* **WRITTEN PROBLEM**:
Copy the records that follow exactly as written, but not their pictures.

Records from a collection
★ ★ ★ ★ ★
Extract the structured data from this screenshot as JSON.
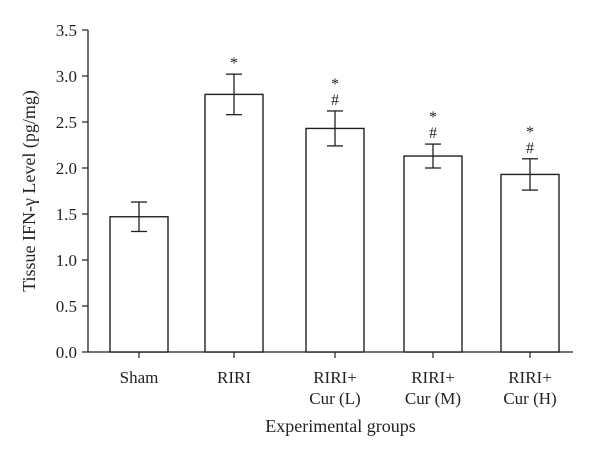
{
  "chart_data": {
    "type": "bar",
    "title": "",
    "xlabel": "Experimental groups",
    "ylabel": "Tissue IFN-γ Level (pg/mg)",
    "ylim": [
      0,
      3.5
    ],
    "yticks": [
      "0.0",
      "0.5",
      "1.0",
      "1.5",
      "2.0",
      "2.5",
      "3.0",
      "3.5"
    ],
    "categories": [
      [
        "Sham"
      ],
      [
        "RIRI"
      ],
      [
        "RIRI+",
        "Cur (L)"
      ],
      [
        "RIRI+",
        "Cur (M)"
      ],
      [
        "RIRI+",
        "Cur (H)"
      ]
    ],
    "values": [
      1.47,
      2.8,
      2.43,
      2.13,
      1.93
    ],
    "errors": [
      0.16,
      0.22,
      0.19,
      0.13,
      0.17
    ],
    "annotations": [
      [],
      [
        "*"
      ],
      [
        "*",
        "#"
      ],
      [
        "*",
        "#"
      ],
      [
        "*",
        "#"
      ]
    ],
    "grid": false,
    "legend": "none",
    "colors": {
      "bar_fill": "#ffffff",
      "stroke": "#231f20"
    }
  }
}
★ ★ ★ ★ ★
* **FINAL ANSWER**:
Extract the structured data from this screenshot as JSON.
{
  "chart_data": {
    "type": "bar",
    "title": "",
    "xlabel": "Experimental groups",
    "ylabel": "Tissue IFN-γ Level (pg/mg)",
    "ylim": [
      0,
      3.5
    ],
    "yticks": [
      "0.0",
      "0.5",
      "1.0",
      "1.5",
      "2.0",
      "2.5",
      "3.0",
      "3.5"
    ],
    "categories": [
      [
        "Sham"
      ],
      [
        "RIRI"
      ],
      [
        "RIRI+",
        "Cur (L)"
      ],
      [
        "RIRI+",
        "Cur (M)"
      ],
      [
        "RIRI+",
        "Cur (H)"
      ]
    ],
    "values": [
      1.47,
      2.8,
      2.43,
      2.13,
      1.93
    ],
    "errors": [
      0.16,
      0.22,
      0.19,
      0.13,
      0.17
    ],
    "annotations": [
      [],
      [
        "*"
      ],
      [
        "*",
        "#"
      ],
      [
        "*",
        "#"
      ],
      [
        "*",
        "#"
      ]
    ],
    "grid": false,
    "legend": "none",
    "colors": {
      "bar_fill": "#ffffff",
      "stroke": "#231f20"
    }
  }
}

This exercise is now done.